Show all lines holding the string "prindër".
— start —
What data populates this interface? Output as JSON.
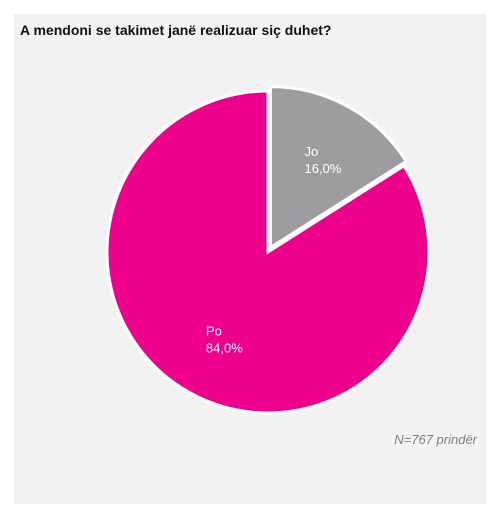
{
  "title": "A mendoni se takimet janë realizuar siç duhet?",
  "note": "N=767 prindër",
  "colors": {
    "panel_background": "#f2f2f2",
    "separator": "#ffffff"
  },
  "chart_data": {
    "type": "pie",
    "title": "A mendoni se takimet janë realizuar siç duhet?",
    "slices": [
      {
        "label": "Jo",
        "value": 16.0,
        "value_label": "16,0%",
        "color": "#9d9d9f",
        "exploded": true
      },
      {
        "label": "Po",
        "value": 84.0,
        "value_label": "84,0%",
        "color": "#ec008c",
        "exploded": false
      }
    ],
    "start": "12 o'clock",
    "direction": "clockwise",
    "legend": "none",
    "annotation": "N=767 prindër"
  }
}
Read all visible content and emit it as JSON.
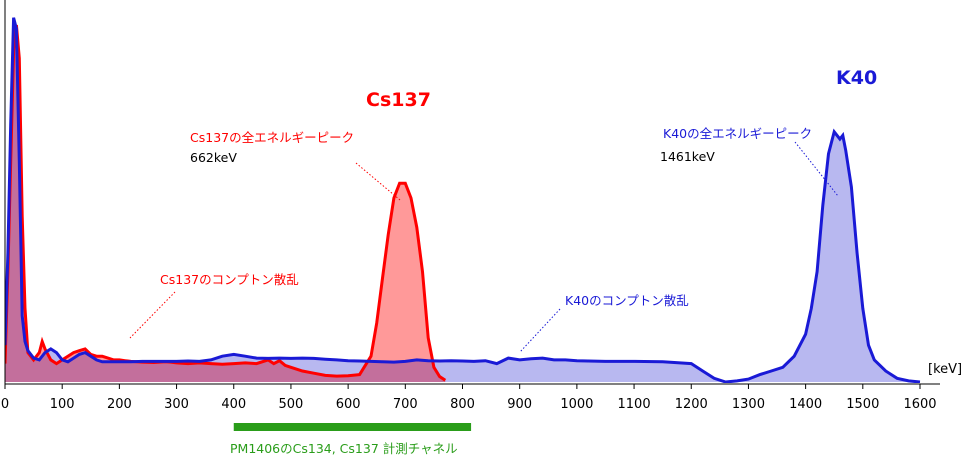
— end —
§ **Task output**
  "note": "N=767 prindër",
    "annotation": "N=767 prindër"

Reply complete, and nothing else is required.